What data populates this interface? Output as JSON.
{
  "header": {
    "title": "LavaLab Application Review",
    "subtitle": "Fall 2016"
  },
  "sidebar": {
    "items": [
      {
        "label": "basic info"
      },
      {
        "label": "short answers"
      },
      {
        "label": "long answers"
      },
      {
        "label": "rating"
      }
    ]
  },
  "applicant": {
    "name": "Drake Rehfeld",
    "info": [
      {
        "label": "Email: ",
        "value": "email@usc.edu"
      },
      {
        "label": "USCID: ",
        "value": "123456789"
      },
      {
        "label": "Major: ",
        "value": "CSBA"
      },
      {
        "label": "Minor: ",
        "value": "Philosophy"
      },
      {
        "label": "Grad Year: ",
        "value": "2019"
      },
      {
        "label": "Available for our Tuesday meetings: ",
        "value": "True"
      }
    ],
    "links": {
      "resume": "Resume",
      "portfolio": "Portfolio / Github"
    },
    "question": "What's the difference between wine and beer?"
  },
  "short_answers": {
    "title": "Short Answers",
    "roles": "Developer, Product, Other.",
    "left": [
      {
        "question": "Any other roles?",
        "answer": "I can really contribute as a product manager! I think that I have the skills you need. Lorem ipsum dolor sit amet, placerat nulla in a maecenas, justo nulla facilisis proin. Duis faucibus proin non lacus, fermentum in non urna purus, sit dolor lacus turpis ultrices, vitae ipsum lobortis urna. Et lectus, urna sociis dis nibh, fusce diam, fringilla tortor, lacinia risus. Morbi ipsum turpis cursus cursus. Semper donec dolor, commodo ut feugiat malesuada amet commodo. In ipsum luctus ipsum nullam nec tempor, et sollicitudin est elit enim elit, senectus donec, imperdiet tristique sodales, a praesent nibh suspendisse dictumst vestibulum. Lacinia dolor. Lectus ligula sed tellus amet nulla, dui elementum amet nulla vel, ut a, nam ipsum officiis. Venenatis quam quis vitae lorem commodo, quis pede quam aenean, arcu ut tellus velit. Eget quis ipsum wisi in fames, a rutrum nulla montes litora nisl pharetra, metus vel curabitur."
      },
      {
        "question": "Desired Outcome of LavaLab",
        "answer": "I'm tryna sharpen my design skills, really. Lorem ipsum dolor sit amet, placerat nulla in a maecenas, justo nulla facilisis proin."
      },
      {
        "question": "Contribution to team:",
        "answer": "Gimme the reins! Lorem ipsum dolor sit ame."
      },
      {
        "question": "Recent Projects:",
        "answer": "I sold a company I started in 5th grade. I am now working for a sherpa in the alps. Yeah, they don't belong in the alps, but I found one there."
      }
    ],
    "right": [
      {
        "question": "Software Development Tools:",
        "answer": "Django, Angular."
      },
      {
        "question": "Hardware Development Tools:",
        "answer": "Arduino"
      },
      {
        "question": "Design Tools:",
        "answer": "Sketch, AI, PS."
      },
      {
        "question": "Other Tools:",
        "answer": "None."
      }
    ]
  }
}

**Your goal:** Each entry is to be returned in full, character for character.

**Output for this exercise:**
What data populates this interface? Output as JSON.
{
  "header": {
    "title": "LavaLab Application Review",
    "subtitle": "Fall 2016"
  },
  "sidebar": {
    "items": [
      {
        "label": "basic info"
      },
      {
        "label": "short answers"
      },
      {
        "label": "long answers"
      },
      {
        "label": "rating"
      }
    ]
  },
  "applicant": {
    "name": "Drake Rehfeld",
    "info": [
      {
        "label": "Email: ",
        "value": "email@usc.edu"
      },
      {
        "label": "USCID: ",
        "value": "123456789"
      },
      {
        "label": "Major: ",
        "value": "CSBA"
      },
      {
        "label": "Minor: ",
        "value": "Philosophy"
      },
      {
        "label": "Grad Year: ",
        "value": "2019"
      },
      {
        "label": "Available for our Tuesday meetings: ",
        "value": "True"
      }
    ],
    "links": {
      "resume": "Resume",
      "portfolio": "Portfolio / Github"
    },
    "question": "What's the difference between wine and beer?"
  },
  "short_answers": {
    "title": "Short Answers",
    "roles": "Developer, Product, Other.",
    "left": [
      {
        "question": "Any other roles?",
        "answer": "I can really contribute as a product manager! I think that I have the skills you need. Lorem ipsum dolor sit amet, placerat nulla in a maecenas, justo nulla facilisis proin. Duis faucibus proin non lacus, fermentum in non urna purus, sit dolor lacus turpis ultrices, vitae ipsum lobortis urna. Et lectus, urna sociis dis nibh, fusce diam, fringilla tortor, lacinia risus. Morbi ipsum turpis cursus cursus. Semper donec dolor, commodo ut feugiat malesuada amet commodo. In ipsum luctus ipsum nullam nec tempor, et sollicitudin est elit enim elit, senectus donec, imperdiet tristique sodales, a praesent nibh suspendisse dictumst vestibulum. Lacinia dolor. Lectus ligula sed tellus amet nulla, dui elementum amet nulla vel, ut a, nam ipsum officiis. Venenatis quam quis vitae lorem commodo, quis pede quam aenean, arcu ut tellus velit. Eget quis ipsum wisi in fames, a rutrum nulla montes litora nisl pharetra, metus vel curabitur."
      },
      {
        "question": "Desired Outcome of LavaLab",
        "answer": "I'm tryna sharpen my design skills, really. Lorem ipsum dolor sit amet, placerat nulla in a maecenas, justo nulla facilisis proin."
      },
      {
        "question": "Contribution to team:",
        "answer": "Gimme the reins! Lorem ipsum dolor sit ame."
      },
      {
        "question": "Recent Projects:",
        "answer": "I sold a company I started in 5th grade. I am now working for a sherpa in the alps. Yeah, they don't belong in the alps, but I found one there."
      }
    ],
    "right": [
      {
        "question": "Software Development Tools:",
        "answer": "Django, Angular."
      },
      {
        "question": "Hardware Development Tools:",
        "answer": "Arduino"
      },
      {
        "question": "Design Tools:",
        "answer": "Sketch, AI, PS."
      },
      {
        "question": "Other Tools:",
        "answer": "None."
      }
    ]
  }
}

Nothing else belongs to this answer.